→ **Direction**:
Repeat exactly, and only, the lines from the line containing "Give me the" through the last line of the records below, including both.

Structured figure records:
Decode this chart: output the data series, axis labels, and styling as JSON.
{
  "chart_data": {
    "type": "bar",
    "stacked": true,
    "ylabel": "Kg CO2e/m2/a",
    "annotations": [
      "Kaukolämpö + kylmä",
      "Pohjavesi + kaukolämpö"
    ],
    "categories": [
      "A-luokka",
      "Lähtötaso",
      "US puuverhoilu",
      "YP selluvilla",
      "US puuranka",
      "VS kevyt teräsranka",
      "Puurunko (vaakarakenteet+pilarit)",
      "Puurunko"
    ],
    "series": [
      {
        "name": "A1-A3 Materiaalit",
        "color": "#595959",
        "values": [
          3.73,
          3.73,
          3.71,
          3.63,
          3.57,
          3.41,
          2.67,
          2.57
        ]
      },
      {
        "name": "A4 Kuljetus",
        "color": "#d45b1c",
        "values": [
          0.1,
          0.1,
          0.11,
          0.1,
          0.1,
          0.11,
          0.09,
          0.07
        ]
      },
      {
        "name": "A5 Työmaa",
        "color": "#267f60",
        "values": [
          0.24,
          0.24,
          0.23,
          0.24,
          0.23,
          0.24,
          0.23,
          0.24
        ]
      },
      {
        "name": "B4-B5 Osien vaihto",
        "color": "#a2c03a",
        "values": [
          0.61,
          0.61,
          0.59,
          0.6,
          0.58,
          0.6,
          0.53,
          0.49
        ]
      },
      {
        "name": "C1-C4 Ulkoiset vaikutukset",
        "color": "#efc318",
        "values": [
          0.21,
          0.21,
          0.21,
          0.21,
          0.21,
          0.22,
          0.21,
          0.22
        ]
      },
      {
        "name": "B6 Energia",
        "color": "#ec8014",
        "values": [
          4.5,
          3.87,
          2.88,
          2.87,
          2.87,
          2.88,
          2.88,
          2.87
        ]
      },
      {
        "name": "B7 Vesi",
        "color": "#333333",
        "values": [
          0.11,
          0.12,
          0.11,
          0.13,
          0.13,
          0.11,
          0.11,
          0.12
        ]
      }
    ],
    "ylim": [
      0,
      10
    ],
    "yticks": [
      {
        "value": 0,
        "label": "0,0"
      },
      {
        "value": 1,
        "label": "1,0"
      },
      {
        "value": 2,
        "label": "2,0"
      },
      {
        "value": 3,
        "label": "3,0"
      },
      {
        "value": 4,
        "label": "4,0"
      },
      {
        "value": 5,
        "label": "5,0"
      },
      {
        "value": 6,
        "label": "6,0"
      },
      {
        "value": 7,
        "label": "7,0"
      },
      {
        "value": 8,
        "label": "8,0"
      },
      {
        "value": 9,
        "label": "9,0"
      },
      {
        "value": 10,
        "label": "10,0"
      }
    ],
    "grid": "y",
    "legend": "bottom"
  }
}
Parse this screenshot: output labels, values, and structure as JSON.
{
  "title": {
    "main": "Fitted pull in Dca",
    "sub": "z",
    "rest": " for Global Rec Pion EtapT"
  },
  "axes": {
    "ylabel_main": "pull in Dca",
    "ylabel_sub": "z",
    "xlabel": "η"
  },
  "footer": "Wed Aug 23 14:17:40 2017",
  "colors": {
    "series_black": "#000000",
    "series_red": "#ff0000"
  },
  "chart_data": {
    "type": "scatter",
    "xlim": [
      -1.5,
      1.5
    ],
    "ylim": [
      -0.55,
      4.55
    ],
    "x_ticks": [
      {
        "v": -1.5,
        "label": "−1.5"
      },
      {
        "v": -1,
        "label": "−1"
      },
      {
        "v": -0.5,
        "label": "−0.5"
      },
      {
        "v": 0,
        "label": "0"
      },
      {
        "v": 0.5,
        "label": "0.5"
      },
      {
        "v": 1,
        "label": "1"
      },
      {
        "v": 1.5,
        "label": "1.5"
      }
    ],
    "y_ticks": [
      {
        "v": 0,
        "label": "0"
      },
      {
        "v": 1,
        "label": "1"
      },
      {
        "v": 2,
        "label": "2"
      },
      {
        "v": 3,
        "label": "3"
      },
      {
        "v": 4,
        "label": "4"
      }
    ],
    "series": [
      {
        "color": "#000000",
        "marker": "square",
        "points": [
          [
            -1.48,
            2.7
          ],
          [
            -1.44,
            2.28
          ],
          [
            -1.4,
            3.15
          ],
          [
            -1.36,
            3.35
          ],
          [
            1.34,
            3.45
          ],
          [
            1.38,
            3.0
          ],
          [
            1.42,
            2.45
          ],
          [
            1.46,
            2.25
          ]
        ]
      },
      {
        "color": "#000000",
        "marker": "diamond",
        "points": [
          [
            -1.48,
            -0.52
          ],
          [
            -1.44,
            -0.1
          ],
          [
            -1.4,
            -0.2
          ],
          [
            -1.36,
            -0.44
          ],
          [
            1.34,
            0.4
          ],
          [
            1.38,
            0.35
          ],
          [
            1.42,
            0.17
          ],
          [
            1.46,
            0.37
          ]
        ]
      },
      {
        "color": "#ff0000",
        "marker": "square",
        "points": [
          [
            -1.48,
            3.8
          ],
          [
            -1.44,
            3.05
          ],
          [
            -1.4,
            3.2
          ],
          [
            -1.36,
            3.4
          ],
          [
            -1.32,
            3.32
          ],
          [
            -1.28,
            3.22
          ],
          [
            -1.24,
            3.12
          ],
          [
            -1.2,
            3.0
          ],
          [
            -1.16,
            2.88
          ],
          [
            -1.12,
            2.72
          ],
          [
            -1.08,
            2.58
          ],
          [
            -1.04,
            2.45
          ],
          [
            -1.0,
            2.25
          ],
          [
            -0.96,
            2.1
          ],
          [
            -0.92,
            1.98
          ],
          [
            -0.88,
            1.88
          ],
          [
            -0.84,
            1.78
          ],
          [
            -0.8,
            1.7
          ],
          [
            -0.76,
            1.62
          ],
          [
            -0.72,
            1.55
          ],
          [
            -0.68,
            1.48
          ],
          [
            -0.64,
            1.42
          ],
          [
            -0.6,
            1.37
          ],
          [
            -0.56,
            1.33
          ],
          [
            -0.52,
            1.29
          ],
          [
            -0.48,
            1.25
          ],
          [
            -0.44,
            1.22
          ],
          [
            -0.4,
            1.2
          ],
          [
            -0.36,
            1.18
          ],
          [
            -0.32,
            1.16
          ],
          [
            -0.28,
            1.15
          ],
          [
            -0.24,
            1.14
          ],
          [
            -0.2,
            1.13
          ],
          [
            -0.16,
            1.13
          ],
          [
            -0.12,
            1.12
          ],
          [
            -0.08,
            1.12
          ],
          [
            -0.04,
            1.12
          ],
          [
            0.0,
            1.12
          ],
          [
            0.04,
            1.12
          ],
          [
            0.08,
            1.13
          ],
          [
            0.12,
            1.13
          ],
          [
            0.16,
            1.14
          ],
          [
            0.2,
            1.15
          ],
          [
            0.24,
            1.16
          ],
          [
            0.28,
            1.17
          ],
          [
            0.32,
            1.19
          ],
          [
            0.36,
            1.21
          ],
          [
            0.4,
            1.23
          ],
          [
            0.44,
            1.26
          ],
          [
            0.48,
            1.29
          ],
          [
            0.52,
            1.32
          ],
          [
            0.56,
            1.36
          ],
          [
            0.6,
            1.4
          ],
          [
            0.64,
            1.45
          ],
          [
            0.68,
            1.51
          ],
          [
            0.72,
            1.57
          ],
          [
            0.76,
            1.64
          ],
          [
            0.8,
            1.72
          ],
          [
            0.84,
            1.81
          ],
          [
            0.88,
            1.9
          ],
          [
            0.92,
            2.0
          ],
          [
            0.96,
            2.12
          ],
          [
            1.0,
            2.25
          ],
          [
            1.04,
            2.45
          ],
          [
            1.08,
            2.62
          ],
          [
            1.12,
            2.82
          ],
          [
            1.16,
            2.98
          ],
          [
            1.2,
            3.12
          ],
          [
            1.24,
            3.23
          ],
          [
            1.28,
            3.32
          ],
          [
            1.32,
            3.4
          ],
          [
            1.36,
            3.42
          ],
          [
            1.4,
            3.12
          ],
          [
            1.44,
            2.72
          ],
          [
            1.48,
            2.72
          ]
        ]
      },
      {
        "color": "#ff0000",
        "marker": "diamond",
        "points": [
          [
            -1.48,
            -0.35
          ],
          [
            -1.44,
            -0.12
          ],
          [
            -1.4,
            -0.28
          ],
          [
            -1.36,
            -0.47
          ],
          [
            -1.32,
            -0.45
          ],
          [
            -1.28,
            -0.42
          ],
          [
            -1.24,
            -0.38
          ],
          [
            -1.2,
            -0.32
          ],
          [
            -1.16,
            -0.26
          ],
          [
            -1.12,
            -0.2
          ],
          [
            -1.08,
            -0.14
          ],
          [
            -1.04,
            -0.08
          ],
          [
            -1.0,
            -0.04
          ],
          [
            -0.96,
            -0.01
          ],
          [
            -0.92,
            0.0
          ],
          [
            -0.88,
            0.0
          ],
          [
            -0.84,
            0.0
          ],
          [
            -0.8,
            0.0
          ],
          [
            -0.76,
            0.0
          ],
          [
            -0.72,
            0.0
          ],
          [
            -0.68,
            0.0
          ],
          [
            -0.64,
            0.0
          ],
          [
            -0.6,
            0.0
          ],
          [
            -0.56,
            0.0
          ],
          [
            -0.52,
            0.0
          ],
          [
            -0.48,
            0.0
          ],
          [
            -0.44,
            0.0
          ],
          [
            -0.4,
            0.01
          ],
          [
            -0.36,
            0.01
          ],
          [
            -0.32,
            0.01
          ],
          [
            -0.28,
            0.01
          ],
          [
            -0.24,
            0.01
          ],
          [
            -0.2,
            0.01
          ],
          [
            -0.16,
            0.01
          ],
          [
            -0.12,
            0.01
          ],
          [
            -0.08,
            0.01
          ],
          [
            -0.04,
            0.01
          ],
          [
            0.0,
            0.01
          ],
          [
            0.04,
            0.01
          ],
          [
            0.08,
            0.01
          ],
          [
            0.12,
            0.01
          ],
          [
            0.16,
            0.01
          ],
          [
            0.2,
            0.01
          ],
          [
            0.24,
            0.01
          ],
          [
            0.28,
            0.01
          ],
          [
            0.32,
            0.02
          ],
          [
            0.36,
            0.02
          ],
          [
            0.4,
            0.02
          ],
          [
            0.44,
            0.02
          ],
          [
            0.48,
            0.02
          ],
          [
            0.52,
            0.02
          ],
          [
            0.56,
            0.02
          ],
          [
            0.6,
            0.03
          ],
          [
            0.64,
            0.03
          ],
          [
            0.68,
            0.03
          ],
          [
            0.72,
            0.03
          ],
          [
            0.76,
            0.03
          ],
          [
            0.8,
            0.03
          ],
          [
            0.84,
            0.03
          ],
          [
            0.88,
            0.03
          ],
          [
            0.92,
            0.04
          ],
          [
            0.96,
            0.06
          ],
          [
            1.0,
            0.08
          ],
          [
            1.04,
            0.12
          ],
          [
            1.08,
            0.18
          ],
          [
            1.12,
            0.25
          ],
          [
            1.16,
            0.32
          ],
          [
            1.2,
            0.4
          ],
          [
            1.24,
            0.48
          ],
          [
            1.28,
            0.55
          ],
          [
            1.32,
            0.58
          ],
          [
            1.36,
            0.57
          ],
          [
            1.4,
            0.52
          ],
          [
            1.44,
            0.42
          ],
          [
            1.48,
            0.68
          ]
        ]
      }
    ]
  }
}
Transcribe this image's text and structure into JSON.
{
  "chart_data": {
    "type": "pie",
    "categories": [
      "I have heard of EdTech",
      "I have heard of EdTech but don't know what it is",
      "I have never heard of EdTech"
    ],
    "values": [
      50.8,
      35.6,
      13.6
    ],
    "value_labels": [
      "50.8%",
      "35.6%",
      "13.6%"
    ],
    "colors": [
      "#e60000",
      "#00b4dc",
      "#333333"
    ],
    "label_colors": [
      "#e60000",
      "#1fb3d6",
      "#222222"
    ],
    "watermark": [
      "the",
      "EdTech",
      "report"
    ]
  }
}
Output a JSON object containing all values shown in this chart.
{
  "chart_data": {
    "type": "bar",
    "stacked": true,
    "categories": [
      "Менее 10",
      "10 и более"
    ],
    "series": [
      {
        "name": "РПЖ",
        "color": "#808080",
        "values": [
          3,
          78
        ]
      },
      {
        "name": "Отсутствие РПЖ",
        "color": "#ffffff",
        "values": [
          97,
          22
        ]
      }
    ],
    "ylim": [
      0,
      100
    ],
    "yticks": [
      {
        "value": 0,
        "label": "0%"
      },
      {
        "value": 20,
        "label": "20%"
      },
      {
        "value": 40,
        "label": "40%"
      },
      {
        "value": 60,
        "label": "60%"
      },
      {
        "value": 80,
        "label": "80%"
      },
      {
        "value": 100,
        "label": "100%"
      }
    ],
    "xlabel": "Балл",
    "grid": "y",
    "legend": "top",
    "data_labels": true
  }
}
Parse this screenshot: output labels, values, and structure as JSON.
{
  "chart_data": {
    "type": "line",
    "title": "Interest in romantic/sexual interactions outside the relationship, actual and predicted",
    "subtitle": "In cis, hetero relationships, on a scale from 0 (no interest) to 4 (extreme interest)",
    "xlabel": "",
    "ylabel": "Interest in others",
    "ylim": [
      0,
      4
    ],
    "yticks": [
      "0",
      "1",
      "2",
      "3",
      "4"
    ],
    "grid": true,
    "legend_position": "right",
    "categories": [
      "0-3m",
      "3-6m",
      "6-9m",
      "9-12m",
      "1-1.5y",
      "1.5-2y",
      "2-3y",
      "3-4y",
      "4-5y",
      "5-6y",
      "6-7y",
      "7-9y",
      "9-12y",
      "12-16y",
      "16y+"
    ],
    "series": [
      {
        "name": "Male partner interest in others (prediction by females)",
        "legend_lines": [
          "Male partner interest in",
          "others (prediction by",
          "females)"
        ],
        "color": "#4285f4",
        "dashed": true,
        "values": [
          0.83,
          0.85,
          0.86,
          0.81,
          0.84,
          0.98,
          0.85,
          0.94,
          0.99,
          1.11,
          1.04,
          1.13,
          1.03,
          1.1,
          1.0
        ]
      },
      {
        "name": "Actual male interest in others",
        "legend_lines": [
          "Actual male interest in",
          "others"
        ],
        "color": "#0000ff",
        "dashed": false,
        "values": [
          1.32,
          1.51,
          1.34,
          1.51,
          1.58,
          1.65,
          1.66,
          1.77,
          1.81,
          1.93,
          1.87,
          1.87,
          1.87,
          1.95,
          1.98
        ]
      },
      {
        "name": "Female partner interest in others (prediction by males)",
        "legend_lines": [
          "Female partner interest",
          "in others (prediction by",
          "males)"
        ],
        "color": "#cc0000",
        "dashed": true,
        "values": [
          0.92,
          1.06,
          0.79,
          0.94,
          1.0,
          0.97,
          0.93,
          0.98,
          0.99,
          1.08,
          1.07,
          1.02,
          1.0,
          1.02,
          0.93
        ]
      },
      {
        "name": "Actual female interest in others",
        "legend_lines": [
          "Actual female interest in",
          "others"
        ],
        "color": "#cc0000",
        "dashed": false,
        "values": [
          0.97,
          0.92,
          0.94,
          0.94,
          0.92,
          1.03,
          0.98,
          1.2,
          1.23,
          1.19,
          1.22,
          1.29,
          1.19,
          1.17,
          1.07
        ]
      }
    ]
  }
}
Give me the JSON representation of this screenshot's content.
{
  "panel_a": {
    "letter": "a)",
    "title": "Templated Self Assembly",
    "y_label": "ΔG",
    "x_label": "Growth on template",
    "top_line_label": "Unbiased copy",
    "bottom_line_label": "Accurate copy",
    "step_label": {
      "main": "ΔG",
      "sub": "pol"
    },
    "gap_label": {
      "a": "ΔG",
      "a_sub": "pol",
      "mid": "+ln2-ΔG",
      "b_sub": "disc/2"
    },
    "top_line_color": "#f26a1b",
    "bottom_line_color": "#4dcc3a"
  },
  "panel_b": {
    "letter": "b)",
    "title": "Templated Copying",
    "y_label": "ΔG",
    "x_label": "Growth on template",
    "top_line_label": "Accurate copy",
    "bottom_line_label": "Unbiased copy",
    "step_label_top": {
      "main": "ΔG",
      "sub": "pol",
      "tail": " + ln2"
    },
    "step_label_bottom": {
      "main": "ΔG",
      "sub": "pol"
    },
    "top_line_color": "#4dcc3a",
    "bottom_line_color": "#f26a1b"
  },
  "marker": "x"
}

→ **Output of the task**:
Give me the JSON representation of this screenshot's content.
{
  "panel_a": {
    "letter": "a)",
    "title": "Templated Self Assembly",
    "y_label": "ΔG",
    "x_label": "Growth on template",
    "top_line_label": "Unbiased copy",
    "bottom_line_label": "Accurate copy",
    "step_label": {
      "main": "ΔG",
      "sub": "pol"
    },
    "gap_label": {
      "a": "ΔG",
      "a_sub": "pol",
      "mid": "+ln2-ΔG",
      "b_sub": "disc/2"
    },
    "top_line_color": "#f26a1b",
    "bottom_line_color": "#4dcc3a"
  },
  "panel_b": {
    "letter": "b)",
    "title": "Templated Copying",
    "y_label": "ΔG",
    "x_label": "Growth on template",
    "top_line_label": "Accurate copy",
    "bottom_line_label": "Unbiased copy",
    "step_label_top": {
      "main": "ΔG",
      "sub": "pol",
      "tail": " + ln2"
    },
    "step_label_bottom": {
      "main": "ΔG",
      "sub": "pol"
    },
    "top_line_color": "#4dcc3a",
    "bottom_line_color": "#f26a1b"
  },
  "marker": "x"
}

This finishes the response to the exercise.